- [PROBLEM TO SOLVE]:
Transcribe every entry exactly; the images stay out.

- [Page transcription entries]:
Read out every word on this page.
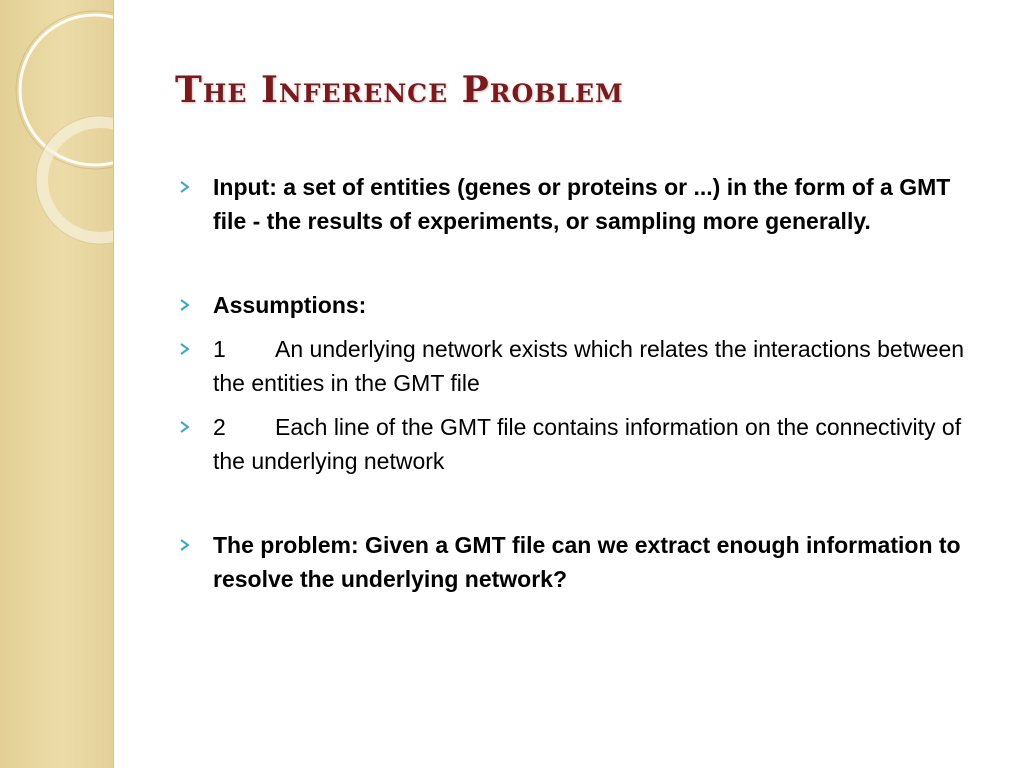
The Inference Problem
Input: a set of entities (genes or proteins or ...) in the form of a GMT file - the results of experiments, or sampling more generally.
Assumptions:
1 An underlying network exists which relates the interactions between the entities in the GMT file
2 Each line of the GMT file contains information on the connectivity of the underlying network
The problem: Given a GMT file can we extract enough information to resolve the underlying network?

- [TASK OUTPUT]:
Read out every word on this page.
The Inference Problem
Input: a set of entities (genes or proteins or ...) in the form of a GMT file - the results of experiments, or sampling more generally.
Assumptions:
1 An underlying network exists which relates the interactions between the entities in the GMT file
2 Each line of the GMT file contains information on the connectivity of the underlying network
The problem: Given a GMT file can we extract enough information to resolve the underlying network?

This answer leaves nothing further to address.